Task goal: Can you rewrite the entries from the very first line through the line with "curve-label-42-14g: 42/14 G", putting "enclosing rectangle" wherever "bounding box" occurs and leaving everything else unchanged?

##########

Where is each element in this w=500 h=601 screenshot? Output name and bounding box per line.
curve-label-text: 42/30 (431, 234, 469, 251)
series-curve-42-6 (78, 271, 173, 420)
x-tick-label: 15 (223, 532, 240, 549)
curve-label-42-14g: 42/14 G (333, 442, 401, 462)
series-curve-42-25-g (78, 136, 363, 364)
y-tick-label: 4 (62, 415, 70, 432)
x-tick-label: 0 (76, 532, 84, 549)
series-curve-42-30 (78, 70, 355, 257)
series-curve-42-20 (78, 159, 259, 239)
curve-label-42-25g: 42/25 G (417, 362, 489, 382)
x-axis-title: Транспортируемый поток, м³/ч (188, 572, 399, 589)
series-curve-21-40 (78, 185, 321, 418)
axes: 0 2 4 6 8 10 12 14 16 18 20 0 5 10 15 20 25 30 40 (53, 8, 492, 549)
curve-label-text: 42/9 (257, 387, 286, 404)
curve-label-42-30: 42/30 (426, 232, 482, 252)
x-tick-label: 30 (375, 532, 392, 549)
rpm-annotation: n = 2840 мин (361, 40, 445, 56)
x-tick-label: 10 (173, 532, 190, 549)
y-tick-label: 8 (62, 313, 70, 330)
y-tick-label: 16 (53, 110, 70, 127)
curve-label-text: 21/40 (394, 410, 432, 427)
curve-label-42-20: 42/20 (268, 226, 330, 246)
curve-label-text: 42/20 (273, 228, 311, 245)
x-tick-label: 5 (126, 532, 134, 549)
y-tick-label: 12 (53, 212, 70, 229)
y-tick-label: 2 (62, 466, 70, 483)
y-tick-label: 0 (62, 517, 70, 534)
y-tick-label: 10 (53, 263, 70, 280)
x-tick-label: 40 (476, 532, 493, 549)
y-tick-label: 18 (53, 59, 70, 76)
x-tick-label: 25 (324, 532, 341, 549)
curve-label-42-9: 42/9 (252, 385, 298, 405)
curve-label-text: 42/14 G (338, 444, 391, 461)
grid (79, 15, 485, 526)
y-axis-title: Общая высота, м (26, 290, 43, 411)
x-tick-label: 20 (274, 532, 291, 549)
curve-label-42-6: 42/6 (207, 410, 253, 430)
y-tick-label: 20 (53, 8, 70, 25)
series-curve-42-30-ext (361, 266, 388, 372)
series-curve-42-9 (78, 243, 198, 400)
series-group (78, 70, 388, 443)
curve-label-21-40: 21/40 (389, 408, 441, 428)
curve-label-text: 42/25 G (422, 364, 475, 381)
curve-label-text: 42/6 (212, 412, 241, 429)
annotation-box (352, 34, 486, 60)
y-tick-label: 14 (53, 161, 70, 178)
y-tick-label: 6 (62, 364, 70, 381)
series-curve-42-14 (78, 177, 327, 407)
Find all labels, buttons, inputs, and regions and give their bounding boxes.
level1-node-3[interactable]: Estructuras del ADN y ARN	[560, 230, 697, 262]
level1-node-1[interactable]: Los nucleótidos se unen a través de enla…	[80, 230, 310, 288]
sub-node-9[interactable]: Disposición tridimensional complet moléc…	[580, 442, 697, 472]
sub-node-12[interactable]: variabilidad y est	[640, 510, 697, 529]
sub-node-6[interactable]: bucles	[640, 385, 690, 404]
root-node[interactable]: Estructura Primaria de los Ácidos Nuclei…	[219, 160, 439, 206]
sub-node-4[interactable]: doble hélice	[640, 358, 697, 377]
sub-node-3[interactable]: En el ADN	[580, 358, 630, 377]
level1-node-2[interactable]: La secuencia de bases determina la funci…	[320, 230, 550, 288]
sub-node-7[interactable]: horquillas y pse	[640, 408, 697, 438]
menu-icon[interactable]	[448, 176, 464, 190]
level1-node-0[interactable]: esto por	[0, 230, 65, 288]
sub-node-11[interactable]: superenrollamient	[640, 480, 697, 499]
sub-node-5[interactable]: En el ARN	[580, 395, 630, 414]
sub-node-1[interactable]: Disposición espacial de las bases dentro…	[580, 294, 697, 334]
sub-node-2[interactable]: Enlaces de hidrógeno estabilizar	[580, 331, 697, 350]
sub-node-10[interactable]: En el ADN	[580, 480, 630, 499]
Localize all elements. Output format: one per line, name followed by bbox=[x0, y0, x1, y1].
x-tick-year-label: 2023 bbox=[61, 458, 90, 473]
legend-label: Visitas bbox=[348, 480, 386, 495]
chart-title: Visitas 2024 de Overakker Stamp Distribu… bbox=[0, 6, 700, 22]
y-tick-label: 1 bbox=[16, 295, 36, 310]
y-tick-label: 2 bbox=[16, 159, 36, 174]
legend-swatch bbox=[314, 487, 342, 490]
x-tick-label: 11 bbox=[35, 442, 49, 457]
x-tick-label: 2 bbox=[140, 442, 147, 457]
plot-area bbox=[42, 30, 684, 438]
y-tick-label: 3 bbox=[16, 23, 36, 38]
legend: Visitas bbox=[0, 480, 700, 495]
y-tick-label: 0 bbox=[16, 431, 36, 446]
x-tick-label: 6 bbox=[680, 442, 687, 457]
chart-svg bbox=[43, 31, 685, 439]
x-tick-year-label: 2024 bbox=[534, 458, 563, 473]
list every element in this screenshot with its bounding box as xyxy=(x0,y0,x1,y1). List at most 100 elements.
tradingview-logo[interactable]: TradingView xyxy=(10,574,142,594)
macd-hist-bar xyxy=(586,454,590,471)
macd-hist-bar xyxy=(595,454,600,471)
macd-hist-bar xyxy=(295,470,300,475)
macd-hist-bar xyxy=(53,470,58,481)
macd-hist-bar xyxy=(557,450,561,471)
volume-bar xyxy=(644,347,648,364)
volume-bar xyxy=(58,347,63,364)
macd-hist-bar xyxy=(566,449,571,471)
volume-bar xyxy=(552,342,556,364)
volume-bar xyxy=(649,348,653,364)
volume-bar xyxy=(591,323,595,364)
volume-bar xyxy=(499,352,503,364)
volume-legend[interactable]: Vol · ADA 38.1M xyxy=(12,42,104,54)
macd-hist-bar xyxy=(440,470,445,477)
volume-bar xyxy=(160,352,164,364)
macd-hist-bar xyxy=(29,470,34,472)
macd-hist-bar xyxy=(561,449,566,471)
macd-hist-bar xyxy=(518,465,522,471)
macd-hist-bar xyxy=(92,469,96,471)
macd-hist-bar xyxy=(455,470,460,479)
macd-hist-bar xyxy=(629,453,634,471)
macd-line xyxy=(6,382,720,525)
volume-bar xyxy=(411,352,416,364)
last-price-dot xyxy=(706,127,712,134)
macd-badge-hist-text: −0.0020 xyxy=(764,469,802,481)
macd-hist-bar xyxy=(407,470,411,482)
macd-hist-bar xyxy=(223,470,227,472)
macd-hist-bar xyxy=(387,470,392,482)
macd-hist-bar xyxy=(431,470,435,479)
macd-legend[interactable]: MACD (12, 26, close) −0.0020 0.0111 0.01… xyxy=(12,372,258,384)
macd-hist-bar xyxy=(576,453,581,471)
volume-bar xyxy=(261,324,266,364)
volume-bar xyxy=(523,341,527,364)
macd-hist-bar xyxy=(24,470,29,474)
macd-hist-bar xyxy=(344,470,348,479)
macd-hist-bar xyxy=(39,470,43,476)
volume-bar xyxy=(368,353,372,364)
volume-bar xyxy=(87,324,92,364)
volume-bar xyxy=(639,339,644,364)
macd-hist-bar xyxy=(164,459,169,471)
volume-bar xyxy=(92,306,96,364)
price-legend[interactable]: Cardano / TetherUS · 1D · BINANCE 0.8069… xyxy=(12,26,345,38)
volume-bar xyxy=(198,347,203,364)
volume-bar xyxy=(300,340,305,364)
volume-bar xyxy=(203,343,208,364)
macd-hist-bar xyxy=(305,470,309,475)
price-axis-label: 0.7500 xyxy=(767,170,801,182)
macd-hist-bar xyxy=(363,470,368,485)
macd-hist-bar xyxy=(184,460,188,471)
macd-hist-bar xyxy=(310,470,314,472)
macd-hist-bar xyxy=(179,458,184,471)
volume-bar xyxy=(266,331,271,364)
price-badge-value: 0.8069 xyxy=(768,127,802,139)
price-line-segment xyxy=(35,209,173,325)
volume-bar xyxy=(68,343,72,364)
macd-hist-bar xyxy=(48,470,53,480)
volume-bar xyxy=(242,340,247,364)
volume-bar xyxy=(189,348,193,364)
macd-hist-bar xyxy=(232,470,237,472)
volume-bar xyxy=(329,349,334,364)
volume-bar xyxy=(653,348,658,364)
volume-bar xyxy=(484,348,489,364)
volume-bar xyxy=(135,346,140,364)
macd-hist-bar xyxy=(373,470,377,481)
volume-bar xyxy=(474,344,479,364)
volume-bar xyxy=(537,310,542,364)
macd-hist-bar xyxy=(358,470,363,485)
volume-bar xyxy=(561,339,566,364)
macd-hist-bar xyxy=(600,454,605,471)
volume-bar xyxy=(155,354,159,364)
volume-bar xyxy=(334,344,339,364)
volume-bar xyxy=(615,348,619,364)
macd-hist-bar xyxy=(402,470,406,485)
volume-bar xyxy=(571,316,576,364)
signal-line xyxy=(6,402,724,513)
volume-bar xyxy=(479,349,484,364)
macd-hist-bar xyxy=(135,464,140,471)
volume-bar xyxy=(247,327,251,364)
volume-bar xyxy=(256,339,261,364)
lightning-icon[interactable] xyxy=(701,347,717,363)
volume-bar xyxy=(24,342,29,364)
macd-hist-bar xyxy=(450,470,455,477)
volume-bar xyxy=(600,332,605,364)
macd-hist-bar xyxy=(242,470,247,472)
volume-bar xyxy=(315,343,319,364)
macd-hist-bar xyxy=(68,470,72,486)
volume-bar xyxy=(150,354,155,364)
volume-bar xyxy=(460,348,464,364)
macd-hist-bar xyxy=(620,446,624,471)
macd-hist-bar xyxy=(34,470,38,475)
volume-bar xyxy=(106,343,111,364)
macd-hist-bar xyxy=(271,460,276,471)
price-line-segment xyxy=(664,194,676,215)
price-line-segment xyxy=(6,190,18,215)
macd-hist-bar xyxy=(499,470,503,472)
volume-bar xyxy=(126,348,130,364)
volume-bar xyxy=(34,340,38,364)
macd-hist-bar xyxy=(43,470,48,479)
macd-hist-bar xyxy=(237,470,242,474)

##########

The response:
Where is each element in this w=500 h=601 screenshot? Output name and enclosing rectangle per line.
curve-label-text: 42/30 (431, 234, 469, 251)
series-curve-42-6 (78, 271, 173, 420)
x-tick-label: 15 (223, 532, 240, 549)
curve-label-42-14g: 42/14 G (333, 442, 401, 462)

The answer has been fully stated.